** begin Records supplied **

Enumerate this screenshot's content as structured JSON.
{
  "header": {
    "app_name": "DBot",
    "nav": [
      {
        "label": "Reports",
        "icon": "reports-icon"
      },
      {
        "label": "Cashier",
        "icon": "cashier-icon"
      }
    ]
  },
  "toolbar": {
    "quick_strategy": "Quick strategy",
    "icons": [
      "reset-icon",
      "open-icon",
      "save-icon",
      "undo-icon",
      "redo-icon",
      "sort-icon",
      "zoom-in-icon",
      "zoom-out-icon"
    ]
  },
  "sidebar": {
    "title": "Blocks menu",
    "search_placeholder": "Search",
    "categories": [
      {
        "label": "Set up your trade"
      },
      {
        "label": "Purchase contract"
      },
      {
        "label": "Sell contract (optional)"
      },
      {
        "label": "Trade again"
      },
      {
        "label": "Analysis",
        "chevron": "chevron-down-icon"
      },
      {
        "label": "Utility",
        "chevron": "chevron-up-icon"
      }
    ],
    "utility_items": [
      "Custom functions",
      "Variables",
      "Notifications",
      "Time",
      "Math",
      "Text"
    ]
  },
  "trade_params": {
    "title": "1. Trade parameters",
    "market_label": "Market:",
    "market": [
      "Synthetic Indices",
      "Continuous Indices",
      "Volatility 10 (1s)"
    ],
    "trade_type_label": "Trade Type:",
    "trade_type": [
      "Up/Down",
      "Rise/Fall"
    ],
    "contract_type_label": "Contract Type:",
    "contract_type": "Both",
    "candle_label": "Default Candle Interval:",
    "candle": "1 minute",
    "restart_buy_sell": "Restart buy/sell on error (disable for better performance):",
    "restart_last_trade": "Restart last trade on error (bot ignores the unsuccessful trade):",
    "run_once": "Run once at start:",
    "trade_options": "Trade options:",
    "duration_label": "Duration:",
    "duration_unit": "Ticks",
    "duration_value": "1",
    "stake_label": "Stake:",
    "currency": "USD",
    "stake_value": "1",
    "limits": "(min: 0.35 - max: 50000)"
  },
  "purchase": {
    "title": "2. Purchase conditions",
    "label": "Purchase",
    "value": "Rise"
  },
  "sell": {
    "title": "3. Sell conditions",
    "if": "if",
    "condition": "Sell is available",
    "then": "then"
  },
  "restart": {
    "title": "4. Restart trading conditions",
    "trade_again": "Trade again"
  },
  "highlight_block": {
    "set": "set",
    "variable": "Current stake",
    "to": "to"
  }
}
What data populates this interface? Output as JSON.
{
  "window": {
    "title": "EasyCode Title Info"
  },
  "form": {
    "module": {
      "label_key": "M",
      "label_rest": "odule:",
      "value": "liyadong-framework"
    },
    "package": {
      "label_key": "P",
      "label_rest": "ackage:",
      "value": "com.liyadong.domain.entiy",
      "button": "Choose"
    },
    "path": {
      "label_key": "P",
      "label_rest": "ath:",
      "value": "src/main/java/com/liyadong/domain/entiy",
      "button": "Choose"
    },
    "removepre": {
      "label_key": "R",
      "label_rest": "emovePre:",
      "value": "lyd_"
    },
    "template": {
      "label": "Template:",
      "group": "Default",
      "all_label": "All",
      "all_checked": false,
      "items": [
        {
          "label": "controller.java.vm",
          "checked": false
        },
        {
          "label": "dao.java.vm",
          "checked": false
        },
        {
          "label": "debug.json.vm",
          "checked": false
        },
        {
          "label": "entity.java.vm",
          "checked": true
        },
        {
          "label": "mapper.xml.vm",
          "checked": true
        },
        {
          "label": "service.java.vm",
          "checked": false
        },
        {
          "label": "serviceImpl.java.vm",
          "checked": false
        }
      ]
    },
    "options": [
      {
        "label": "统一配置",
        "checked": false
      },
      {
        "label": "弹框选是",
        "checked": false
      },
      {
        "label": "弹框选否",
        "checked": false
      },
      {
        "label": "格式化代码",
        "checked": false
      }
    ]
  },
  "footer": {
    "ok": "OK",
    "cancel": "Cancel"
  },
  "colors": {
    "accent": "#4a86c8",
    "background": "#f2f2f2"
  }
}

** end Records supplied **

In the listing, find every line with the word "domain" and state how many there are, nothing more.

Worked answer: 2